Stated goal:
Filter the lines below, copying only those with the string "caisses".

++++ Data listing ++++

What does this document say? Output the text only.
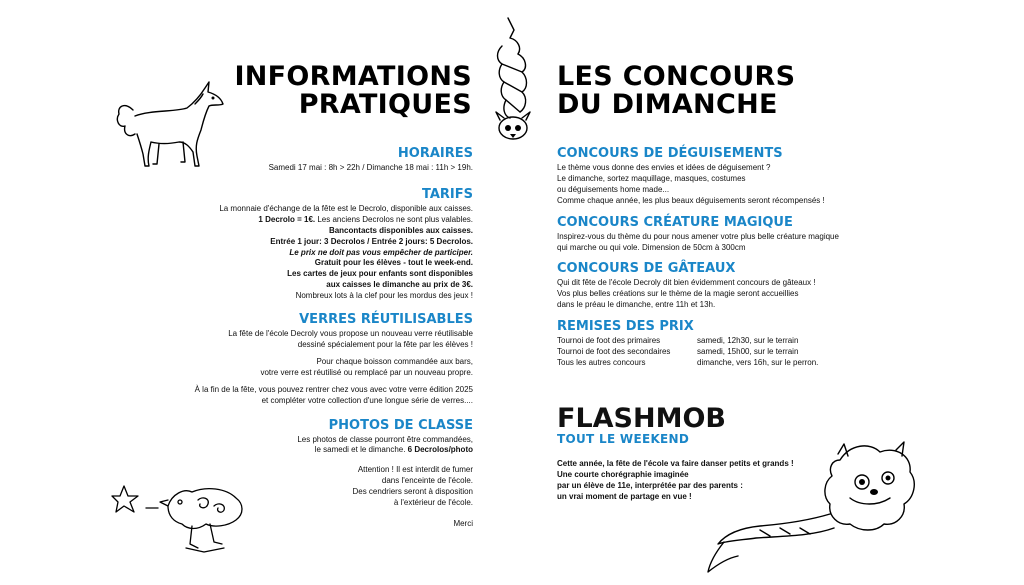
INFORMATIONS
PRATIQUES
LES CONCOURS
DU DIMANCHE

HORAIRES

Samedi 17 mai : 8h > 22h / Dimanche 18 mai : 11h > 19h.

TARIFS

La monnaie d'échange de la fête est le Decrolo, disponible aux caisses.

1 Decrolo = 1€. Les anciens Decrolos ne sont plus valables.

Bancontacts disponibles aux caisses.

Entrée 1 jour: 3 Decrolos / Entrée 2 jours: 5 Decrolos.

Le prix ne doit pas vous empêcher de participer.

Gratuit pour les élèves - tout le week-end.

Les cartes de jeux pour enfants sont disponibles

aux caisses le dimanche au prix de 3€.

Nombreux lots à la clef pour les mordus des jeux !

VERRES RÉUTILISABLES

La fête de l'école Decroly vous propose un nouveau verre réutilisable

dessiné spécialement pour la fête par les élèves !

Pour chaque boisson commandée aux bars,

votre verre est réutilisé ou remplacé par un nouveau propre.

À la fin de la fête, vous pouvez rentrer chez vous avec votre verre édition 2025

et compléter votre collection d'une longue série de verres....

PHOTOS DE CLASSE

Les photos de classe pourront être commandées,

le samedi et le dimanche. 6 Decrolos/photo

Attention ! Il est interdit de fumer

dans l'enceinte de l'école.

Des cendriers seront à disposition

à l'extérieur de l'école.

Merci

CONCOURS DE DÉGUISEMENTS

Le thème vous donne des envies et idées de déguisement ?

Le dimanche, sortez maquillage, masques, costumes

ou déguisements home made...

Comme chaque année, les plus beaux déguisements seront récompensés !

CONCOURS CRÉATURE MAGIQUE

Inspirez-vous du thème du pour nous amener votre plus belle créature magique

qui marche ou qui vole. Dimension de 50cm à 300cm

CONCOURS DE GÂTEAUX

Qui dit fête de l'école Decroly dit bien évidemment concours de gâteaux !

Vos plus belles créations sur le thème de la magie seront accueillies

dans le préau le dimanche, entre 11h et 13h.

REMISES DES PRIX

Tournoi de foot des primaires	samedi, 12h30, sur le terrain
Tournoi de foot des secondaires	samedi, 15h00, sur le terrain
Tous les autres concours	dimanche, vers 16h, sur le perron.
FLASHMOB

TOUT LE WEEKEND

Cette année, la fête de l'école va faire danser petits et grands !

Une courte chorégraphie imaginée

par un élève de 11e, interprétée par des parents :

un vrai moment de partage en vue !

++++

Full solution:
La monnaie d'échange de la fête est le Decrolo, disponible aux caisses.
Bancontacts disponibles aux caisses.
aux caisses le dimanche au prix de 3€.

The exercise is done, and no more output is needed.